- _WHAT TO WORK ON_
Output the lines between the one holding "rotate-icon xyxy=(498,94,506,103)" and the one holding "game-view-mode-dropdown[interactable]: Game ▼", inclusive, copying them exactly.
[start]
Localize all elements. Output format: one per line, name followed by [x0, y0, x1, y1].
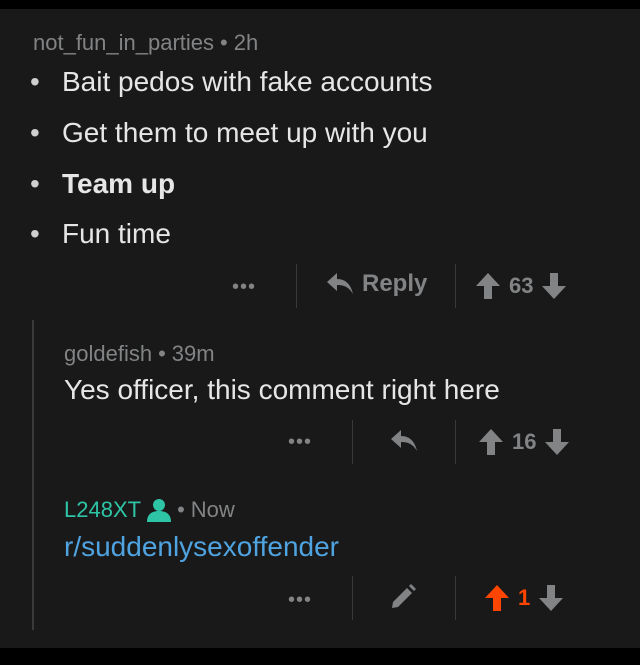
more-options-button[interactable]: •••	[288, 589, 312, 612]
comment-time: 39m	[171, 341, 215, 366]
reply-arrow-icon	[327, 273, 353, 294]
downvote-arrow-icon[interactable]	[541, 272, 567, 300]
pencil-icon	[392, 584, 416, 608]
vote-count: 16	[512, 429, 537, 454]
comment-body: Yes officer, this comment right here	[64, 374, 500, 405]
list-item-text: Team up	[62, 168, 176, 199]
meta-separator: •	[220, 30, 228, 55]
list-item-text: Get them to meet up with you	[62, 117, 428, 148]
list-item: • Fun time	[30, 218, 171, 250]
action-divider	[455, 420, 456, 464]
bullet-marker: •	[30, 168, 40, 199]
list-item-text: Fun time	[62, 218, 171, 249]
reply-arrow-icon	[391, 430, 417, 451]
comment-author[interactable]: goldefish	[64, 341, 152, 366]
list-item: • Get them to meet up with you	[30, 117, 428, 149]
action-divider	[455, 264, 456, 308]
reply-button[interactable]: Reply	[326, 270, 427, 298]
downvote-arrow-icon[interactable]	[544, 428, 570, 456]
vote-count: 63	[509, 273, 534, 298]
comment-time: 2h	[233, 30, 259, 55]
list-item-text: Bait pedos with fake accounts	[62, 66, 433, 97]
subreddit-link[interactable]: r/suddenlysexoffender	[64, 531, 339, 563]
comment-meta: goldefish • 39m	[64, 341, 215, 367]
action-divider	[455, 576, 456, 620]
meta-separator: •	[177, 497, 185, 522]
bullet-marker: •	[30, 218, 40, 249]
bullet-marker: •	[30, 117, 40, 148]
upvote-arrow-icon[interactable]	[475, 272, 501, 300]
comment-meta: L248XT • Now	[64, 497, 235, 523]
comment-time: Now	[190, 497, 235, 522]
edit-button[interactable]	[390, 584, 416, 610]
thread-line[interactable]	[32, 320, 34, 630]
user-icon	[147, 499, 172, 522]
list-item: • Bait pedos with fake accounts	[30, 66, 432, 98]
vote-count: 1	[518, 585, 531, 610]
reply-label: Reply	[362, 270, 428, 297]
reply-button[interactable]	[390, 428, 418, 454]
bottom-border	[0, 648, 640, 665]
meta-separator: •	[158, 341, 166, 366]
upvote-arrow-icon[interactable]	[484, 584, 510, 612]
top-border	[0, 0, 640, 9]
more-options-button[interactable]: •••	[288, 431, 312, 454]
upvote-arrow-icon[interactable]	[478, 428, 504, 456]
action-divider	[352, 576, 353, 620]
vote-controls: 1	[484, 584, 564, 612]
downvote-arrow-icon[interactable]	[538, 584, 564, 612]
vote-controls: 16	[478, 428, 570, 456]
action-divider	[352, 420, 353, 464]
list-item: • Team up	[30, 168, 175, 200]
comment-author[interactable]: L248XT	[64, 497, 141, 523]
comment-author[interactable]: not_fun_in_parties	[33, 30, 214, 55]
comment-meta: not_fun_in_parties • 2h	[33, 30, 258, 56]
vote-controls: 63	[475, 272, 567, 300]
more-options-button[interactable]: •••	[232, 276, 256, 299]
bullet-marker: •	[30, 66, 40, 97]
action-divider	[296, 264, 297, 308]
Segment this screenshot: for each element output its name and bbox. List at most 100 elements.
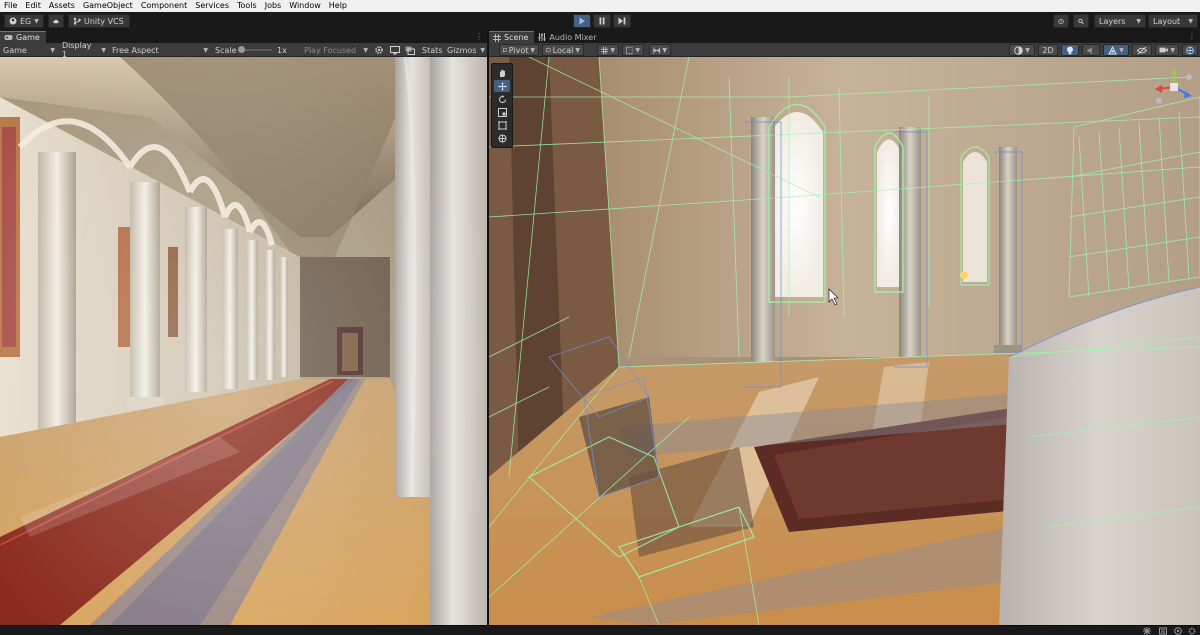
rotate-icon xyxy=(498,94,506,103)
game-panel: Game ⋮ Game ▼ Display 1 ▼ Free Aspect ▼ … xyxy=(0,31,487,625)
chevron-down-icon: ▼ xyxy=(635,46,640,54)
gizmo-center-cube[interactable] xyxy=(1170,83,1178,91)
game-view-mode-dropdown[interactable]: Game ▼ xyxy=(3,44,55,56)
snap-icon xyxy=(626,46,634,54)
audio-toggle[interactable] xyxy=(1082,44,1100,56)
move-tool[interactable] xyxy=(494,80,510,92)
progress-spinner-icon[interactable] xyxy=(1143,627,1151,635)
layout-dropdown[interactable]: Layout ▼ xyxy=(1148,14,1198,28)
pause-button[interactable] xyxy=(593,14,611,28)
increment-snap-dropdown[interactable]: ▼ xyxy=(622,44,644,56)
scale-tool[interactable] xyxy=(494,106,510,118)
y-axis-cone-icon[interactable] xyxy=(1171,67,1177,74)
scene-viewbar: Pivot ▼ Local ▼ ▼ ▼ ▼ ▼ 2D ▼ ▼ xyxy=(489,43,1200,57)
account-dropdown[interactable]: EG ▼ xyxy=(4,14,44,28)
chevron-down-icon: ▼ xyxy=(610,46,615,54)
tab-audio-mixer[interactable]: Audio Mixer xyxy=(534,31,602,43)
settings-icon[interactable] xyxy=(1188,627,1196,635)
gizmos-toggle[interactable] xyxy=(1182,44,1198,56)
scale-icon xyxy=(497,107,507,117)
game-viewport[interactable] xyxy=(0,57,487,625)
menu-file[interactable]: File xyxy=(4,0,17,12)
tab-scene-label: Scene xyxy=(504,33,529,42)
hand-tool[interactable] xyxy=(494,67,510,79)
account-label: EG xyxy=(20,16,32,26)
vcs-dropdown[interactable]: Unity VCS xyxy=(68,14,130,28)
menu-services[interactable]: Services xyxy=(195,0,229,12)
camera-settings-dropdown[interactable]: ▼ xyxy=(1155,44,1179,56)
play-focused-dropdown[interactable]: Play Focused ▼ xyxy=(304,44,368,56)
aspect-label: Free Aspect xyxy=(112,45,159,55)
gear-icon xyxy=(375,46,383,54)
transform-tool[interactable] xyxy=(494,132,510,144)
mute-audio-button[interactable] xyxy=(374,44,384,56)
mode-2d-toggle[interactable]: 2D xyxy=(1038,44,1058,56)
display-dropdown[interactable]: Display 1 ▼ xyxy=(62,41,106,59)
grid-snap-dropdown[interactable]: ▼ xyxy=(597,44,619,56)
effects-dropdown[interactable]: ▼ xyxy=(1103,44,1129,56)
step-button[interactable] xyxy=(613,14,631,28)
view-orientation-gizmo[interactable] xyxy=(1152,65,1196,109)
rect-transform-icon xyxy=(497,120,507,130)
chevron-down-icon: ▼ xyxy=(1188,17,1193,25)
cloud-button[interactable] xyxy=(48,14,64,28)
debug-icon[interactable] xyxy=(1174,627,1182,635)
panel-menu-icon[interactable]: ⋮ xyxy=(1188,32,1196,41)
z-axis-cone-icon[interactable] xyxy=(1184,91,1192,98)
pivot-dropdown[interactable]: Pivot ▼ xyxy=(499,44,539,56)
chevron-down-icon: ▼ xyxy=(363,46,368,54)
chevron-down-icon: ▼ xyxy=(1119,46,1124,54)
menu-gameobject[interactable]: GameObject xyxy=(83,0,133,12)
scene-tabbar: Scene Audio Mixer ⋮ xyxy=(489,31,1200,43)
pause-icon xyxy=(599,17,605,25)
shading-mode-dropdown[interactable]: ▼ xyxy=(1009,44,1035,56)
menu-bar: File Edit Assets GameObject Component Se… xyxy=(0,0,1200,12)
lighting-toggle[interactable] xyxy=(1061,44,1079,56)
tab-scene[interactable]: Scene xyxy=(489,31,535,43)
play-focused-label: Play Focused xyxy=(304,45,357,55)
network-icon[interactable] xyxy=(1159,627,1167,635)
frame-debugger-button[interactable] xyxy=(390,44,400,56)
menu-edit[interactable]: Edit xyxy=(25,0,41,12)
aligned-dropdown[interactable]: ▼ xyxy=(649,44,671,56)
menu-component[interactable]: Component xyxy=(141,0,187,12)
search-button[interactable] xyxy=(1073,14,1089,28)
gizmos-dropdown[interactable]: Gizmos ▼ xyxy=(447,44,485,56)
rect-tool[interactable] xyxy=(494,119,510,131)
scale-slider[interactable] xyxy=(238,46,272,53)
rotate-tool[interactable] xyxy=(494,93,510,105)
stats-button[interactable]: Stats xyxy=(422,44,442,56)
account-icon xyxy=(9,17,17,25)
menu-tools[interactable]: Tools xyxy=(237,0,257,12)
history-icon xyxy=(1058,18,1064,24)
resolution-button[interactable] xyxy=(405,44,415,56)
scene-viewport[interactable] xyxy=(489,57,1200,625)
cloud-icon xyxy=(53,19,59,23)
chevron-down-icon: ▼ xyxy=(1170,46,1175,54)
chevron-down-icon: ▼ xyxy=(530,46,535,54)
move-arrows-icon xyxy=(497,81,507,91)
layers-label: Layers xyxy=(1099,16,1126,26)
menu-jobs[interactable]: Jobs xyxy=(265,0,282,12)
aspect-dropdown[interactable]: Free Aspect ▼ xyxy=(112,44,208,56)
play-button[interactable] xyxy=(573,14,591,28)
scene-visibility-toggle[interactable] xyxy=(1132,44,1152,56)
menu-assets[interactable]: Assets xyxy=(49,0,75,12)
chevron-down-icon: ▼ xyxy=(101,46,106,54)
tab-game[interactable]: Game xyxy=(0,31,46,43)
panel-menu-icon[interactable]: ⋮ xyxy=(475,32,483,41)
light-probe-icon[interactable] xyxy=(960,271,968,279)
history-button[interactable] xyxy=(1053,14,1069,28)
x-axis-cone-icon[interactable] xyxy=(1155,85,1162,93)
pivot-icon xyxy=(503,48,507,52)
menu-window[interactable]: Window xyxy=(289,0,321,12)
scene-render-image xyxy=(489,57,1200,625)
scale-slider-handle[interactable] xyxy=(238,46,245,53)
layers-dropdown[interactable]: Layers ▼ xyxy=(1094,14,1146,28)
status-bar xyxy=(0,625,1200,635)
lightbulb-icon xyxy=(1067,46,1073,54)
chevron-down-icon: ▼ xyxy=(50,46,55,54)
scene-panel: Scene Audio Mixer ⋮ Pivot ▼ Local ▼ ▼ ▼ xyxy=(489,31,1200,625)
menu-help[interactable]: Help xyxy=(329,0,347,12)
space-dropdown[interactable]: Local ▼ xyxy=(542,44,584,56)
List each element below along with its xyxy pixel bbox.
[end]
- _THE REPLY_
rotate-icon xyxy=(498,94,506,103)
game-panel: Game ⋮ Game ▼ Display 1 ▼ Free Aspect ▼ … xyxy=(0,31,487,625)
chevron-down-icon: ▼ xyxy=(635,46,640,54)
gizmo-center-cube[interactable] xyxy=(1170,83,1178,91)
game-view-mode-dropdown[interactable]: Game ▼ xyxy=(3,44,55,56)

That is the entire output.